▶ **Source material**
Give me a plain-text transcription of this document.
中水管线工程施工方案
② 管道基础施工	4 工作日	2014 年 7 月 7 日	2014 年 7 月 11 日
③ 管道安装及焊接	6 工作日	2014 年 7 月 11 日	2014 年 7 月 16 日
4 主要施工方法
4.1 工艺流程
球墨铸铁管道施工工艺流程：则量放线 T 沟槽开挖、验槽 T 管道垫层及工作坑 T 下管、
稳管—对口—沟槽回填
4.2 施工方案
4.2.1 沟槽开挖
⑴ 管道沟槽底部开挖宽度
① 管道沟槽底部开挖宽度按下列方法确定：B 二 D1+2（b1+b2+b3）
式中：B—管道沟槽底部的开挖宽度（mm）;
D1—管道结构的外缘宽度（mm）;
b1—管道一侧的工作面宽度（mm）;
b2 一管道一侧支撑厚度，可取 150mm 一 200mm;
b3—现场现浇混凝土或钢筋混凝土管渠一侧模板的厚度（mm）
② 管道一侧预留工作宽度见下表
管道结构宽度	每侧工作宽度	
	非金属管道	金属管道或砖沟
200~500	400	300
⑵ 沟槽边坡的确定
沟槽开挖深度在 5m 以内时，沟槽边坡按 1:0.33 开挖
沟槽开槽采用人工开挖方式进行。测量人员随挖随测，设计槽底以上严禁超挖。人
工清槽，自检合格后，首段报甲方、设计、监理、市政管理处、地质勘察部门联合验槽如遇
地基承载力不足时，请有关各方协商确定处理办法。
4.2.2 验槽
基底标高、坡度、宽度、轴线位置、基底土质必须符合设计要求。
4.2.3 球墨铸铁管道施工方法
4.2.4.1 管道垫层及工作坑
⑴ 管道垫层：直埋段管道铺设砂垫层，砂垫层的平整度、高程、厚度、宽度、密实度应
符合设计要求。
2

▶ **Exercise instructions**
Provide all the records again, word for word.

▶ **Expected answer**
Give me a plain-text transcription of this document.
中水管线工程施工方案
② 管道基础施工	4 工作日	2014 年 7 月 7 日	2014 年 7 月 11 日
③ 管道安装及焊接	6 工作日	2014 年 7 月 11 日	2014 年 7 月 16 日
4 主要施工方法
4.1 工艺流程
球墨铸铁管道施工工艺流程：则量放线 T 沟槽开挖、验槽 T 管道垫层及工作坑 T 下管、
稳管—对口—沟槽回填
4.2 施工方案
4.2.1 沟槽开挖
⑴ 管道沟槽底部开挖宽度
① 管道沟槽底部开挖宽度按下列方法确定：B 二 D1+2（b1+b2+b3）
式中：B—管道沟槽底部的开挖宽度（mm）;
D1—管道结构的外缘宽度（mm）;
b1—管道一侧的工作面宽度（mm）;
b2 一管道一侧支撑厚度，可取 150mm 一 200mm;
b3—现场现浇混凝土或钢筋混凝土管渠一侧模板的厚度（mm）
② 管道一侧预留工作宽度见下表
管道结构宽度	每侧工作宽度	
	非金属管道	金属管道或砖沟
200~500	400	300
⑵ 沟槽边坡的确定
沟槽开挖深度在 5m 以内时，沟槽边坡按 1:0.33 开挖
沟槽开槽采用人工开挖方式进行。测量人员随挖随测，设计槽底以上严禁超挖。人
工清槽，自检合格后，首段报甲方、设计、监理、市政管理处、地质勘察部门联合验槽如遇
地基承载力不足时，请有关各方协商确定处理办法。
4.2.2 验槽
基底标高、坡度、宽度、轴线位置、基底土质必须符合设计要求。
4.2.3 球墨铸铁管道施工方法
4.2.4.1 管道垫层及工作坑
⑴ 管道垫层：直埋段管道铺设砂垫层，砂垫层的平整度、高程、厚度、宽度、密实度应
符合设计要求。
2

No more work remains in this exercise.